**Directions for this task:**
Exactly as they appear, output all of the entries.

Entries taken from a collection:
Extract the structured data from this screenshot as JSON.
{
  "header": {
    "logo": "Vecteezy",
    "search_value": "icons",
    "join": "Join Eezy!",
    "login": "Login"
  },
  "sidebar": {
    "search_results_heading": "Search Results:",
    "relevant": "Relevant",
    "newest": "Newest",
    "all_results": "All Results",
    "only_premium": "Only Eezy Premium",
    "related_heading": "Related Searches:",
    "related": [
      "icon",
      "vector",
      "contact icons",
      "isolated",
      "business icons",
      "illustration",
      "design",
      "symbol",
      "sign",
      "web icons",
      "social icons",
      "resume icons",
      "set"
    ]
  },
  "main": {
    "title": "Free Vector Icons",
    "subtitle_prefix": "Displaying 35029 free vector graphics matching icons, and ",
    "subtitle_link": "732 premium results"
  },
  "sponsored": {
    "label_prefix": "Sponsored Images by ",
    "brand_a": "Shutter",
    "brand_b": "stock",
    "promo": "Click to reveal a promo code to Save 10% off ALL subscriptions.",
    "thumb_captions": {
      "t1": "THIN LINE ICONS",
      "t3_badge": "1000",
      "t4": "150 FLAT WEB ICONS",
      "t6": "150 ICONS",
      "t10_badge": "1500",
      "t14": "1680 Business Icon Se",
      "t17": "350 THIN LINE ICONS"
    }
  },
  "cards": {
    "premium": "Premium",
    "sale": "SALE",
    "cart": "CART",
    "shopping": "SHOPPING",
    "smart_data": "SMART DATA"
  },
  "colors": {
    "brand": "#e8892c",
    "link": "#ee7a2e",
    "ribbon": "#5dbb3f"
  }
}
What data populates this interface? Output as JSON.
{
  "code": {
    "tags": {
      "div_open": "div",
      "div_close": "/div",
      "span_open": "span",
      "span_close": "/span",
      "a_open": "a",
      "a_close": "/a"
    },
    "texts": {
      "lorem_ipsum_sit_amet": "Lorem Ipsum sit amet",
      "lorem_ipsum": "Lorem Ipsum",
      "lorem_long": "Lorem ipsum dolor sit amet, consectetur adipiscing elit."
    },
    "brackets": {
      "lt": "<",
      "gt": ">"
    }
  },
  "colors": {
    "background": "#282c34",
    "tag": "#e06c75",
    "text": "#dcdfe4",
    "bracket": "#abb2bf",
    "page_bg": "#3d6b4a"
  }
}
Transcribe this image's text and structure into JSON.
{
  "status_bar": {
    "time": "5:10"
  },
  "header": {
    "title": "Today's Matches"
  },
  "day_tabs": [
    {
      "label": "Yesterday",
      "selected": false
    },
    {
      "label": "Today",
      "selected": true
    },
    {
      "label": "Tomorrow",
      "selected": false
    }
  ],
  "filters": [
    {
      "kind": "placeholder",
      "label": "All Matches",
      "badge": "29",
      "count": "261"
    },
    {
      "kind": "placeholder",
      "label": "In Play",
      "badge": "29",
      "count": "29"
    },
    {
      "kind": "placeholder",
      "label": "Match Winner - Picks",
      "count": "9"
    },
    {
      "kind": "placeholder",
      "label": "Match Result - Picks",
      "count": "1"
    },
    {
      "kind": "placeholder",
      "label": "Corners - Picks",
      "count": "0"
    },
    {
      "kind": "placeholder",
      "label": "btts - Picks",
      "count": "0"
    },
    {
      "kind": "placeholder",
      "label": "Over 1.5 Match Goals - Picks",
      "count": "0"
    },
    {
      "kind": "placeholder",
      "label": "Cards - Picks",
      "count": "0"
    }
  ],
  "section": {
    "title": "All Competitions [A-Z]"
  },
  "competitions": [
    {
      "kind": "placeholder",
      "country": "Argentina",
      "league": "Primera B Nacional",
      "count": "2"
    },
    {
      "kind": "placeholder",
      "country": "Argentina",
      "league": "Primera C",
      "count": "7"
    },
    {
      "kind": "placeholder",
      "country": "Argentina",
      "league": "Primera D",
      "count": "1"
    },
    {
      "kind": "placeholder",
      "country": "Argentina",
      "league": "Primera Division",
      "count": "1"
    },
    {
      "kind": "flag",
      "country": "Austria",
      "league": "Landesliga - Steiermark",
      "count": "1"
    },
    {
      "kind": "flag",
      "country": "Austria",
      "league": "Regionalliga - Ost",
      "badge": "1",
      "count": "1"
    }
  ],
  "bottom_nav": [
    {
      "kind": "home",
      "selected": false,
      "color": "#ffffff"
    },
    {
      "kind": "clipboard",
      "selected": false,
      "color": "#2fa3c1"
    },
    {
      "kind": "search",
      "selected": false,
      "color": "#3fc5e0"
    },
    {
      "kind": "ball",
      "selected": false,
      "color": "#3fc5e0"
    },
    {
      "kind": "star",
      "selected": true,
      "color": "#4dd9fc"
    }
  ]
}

**Result for this exercise:**
Extract the structured data from this screenshot as JSON.
{
  "header": {
    "logo": "Vecteezy",
    "search_value": "icons",
    "join": "Join Eezy!",
    "login": "Login"
  },
  "sidebar": {
    "search_results_heading": "Search Results:",
    "relevant": "Relevant",
    "newest": "Newest",
    "all_results": "All Results",
    "only_premium": "Only Eezy Premium",
    "related_heading": "Related Searches:",
    "related": [
      "icon",
      "vector",
      "contact icons",
      "isolated",
      "business icons",
      "illustration",
      "design",
      "symbol",
      "sign",
      "web icons",
      "social icons",
      "resume icons",
      "set"
    ]
  },
  "main": {
    "title": "Free Vector Icons",
    "subtitle_prefix": "Displaying 35029 free vector graphics matching icons, and ",
    "subtitle_link": "732 premium results"
  },
  "sponsored": {
    "label_prefix": "Sponsored Images by ",
    "brand_a": "Shutter",
    "brand_b": "stock",
    "promo": "Click to reveal a promo code to Save 10% off ALL subscriptions.",
    "thumb_captions": {
      "t1": "THIN LINE ICONS",
      "t3_badge": "1000",
      "t4": "150 FLAT WEB ICONS",
      "t6": "150 ICONS",
      "t10_badge": "1500",
      "t14": "1680 Business Icon Se",
      "t17": "350 THIN LINE ICONS"
    }
  },
  "cards": {
    "premium": "Premium",
    "sale": "SALE",
    "cart": "CART",
    "shopping": "SHOPPING",
    "smart_data": "SMART DATA"
  },
  "colors": {
    "brand": "#e8892c",
    "link": "#ee7a2e",
    "ribbon": "#5dbb3f"
  }
}
What data populates this interface? Output as JSON.
{
  "code": {
    "tags": {
      "div_open": "div",
      "div_close": "/div",
      "span_open": "span",
      "span_close": "/span",
      "a_open": "a",
      "a_close": "/a"
    },
    "texts": {
      "lorem_ipsum_sit_amet": "Lorem Ipsum sit amet",
      "lorem_ipsum": "Lorem Ipsum",
      "lorem_long": "Lorem ipsum dolor sit amet, consectetur adipiscing elit."
    },
    "brackets": {
      "lt": "<",
      "gt": ">"
    }
  },
  "colors": {
    "background": "#282c34",
    "tag": "#e06c75",
    "text": "#dcdfe4",
    "bracket": "#abb2bf",
    "page_bg": "#3d6b4a"
  }
}
Transcribe this image's text and structure into JSON.
{
  "status_bar": {
    "time": "5:10"
  },
  "header": {
    "title": "Today's Matches"
  },
  "day_tabs": [
    {
      "label": "Yesterday",
      "selected": false
    },
    {
      "label": "Today",
      "selected": true
    },
    {
      "label": "Tomorrow",
      "selected": false
    }
  ],
  "filters": [
    {
      "kind": "placeholder",
      "label": "All Matches",
      "badge": "29",
      "count": "261"
    },
    {
      "kind": "placeholder",
      "label": "In Play",
      "badge": "29",
      "count": "29"
    },
    {
      "kind": "placeholder",
      "label": "Match Winner - Picks",
      "count": "9"
    },
    {
      "kind": "placeholder",
      "label": "Match Result - Picks",
      "count": "1"
    },
    {
      "kind": "placeholder",
      "label": "Corners - Picks",
      "count": "0"
    },
    {
      "kind": "placeholder",
      "label": "btts - Picks",
      "count": "0"
    },
    {
      "kind": "placeholder",
      "label": "Over 1.5 Match Goals - Picks",
      "count": "0"
    },
    {
      "kind": "placeholder",
      "label": "Cards - Picks",
      "count": "0"
    }
  ],
  "section": {
    "title": "All Competitions [A-Z]"
  },
  "competitions": [
    {
      "kind": "placeholder",
      "country": "Argentina",
      "league": "Primera B Nacional",
      "count": "2"
    },
    {
      "kind": "placeholder",
      "country": "Argentina",
      "league": "Primera C",
      "count": "7"
    },
    {
      "kind": "placeholder",
      "country": "Argentina",
      "league": "Primera D",
      "count": "1"
    },
    {
      "kind": "placeholder",
      "country": "Argentina",
      "league": "Primera Division",
      "count": "1"
    },
    {
      "kind": "flag",
      "country": "Austria",
      "league": "Landesliga - Steiermark",
      "count": "1"
    },
    {
      "kind": "flag",
      "country": "Austria",
      "league": "Regionalliga - Ost",
      "badge": "1",
      "count": "1"
    }
  ],
  "bottom_nav": [
    {
      "kind": "home",
      "selected": false,
      "color": "#ffffff"
    },
    {
      "kind": "clipboard",
      "selected": false,
      "color": "#2fa3c1"
    },
    {
      "kind": "search",
      "selected": false,
      "color": "#3fc5e0"
    },
    {
      "kind": "ball",
      "selected": false,
      "color": "#3fc5e0"
    },
    {
      "kind": "star",
      "selected": true,
      "color": "#4dd9fc"
    }
  ]
}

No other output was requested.